What needs to be done >>
Copy out all lines of the records in which the word "true" appears.

Data >>
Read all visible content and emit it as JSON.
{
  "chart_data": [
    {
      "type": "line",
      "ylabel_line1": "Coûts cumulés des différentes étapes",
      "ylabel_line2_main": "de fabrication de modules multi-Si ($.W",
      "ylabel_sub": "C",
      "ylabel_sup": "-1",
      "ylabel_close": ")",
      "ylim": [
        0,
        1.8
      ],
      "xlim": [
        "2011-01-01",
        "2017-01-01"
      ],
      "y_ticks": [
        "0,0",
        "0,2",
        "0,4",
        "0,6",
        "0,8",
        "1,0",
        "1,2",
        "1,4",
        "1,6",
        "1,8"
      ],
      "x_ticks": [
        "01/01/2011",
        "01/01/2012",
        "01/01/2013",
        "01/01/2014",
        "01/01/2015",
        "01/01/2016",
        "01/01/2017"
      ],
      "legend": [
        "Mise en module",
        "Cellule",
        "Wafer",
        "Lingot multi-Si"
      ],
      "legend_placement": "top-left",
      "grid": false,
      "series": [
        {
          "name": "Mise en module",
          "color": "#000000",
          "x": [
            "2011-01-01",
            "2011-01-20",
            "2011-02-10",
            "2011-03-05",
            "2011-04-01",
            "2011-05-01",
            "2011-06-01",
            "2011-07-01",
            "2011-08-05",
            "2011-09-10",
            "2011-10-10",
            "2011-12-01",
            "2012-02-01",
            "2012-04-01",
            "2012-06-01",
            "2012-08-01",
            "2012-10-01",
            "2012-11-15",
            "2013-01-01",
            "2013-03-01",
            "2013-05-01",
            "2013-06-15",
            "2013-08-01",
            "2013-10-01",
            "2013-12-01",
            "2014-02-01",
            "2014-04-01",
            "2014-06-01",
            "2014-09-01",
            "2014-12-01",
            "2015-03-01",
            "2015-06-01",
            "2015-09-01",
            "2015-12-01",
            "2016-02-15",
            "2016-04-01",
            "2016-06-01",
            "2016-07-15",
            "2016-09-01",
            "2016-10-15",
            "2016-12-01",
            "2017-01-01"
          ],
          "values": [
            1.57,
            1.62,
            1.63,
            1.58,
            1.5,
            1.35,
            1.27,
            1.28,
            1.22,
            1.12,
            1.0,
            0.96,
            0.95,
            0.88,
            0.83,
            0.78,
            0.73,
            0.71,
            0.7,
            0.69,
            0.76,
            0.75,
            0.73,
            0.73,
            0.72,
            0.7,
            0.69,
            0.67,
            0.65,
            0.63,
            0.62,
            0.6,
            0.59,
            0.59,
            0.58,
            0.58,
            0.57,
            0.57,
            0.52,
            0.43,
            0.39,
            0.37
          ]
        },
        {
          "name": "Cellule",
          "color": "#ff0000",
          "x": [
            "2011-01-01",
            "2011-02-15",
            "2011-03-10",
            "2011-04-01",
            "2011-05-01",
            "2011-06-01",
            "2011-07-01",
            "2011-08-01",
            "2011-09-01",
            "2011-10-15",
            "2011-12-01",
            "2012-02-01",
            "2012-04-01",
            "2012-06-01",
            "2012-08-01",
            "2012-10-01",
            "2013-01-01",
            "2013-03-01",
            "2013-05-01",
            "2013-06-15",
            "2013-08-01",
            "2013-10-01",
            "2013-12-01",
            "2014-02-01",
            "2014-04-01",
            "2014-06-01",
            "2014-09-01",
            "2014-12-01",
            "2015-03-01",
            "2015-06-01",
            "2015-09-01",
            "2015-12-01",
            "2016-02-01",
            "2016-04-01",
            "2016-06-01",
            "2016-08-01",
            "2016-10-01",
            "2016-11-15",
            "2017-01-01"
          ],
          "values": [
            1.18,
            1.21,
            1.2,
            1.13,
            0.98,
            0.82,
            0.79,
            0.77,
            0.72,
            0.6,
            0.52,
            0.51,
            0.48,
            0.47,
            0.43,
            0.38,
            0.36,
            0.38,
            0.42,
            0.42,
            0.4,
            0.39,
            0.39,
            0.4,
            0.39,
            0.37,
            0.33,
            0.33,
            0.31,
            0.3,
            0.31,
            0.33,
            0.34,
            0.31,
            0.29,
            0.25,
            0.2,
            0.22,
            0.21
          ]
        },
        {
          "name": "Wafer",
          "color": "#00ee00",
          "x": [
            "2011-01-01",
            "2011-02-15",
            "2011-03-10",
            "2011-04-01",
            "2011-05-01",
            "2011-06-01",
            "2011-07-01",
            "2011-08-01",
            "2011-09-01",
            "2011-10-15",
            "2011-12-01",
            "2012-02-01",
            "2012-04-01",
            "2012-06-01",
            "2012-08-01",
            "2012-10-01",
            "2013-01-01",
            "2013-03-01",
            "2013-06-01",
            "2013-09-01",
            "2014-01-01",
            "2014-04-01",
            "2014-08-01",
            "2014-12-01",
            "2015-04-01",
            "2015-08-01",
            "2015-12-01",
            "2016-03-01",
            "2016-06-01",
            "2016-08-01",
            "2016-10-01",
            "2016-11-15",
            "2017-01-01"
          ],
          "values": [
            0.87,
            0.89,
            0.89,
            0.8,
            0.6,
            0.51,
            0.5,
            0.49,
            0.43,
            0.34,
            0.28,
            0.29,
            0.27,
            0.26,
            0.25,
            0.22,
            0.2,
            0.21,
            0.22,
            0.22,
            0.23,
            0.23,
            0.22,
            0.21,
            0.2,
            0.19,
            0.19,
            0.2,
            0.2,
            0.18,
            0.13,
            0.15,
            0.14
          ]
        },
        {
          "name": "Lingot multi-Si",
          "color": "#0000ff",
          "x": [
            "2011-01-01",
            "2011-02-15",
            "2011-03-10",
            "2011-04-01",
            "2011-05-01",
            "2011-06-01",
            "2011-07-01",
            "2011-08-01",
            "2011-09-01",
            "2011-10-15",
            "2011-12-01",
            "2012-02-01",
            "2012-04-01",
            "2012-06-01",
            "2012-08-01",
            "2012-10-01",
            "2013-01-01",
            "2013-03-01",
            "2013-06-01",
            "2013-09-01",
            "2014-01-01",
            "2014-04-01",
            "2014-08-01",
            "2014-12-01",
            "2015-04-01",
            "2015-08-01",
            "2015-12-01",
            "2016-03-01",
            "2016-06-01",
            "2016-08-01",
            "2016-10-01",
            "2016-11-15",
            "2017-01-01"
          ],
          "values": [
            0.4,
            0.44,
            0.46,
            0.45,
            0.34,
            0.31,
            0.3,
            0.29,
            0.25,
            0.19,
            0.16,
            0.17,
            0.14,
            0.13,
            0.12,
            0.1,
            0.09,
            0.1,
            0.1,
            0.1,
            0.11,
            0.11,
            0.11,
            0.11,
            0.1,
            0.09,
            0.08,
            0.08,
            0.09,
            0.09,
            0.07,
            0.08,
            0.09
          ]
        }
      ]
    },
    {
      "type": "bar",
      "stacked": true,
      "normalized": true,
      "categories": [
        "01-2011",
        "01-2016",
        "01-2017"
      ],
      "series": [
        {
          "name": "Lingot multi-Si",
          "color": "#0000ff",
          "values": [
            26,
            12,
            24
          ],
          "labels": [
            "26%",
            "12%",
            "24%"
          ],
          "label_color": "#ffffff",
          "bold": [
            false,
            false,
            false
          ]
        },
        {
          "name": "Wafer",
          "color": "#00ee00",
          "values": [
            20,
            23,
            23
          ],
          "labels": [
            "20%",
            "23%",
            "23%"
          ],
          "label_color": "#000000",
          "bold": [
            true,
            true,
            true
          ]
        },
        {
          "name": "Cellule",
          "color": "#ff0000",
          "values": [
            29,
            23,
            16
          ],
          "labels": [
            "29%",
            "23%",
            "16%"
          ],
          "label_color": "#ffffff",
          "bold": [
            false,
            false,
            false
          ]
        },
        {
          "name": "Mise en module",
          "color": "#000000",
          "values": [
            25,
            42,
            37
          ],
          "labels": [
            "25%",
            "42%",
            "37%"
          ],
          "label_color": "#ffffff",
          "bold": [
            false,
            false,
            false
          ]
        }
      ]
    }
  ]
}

Solved problem >>
      "stacked": true,
      "normalized": true,
            true,
            true,
            true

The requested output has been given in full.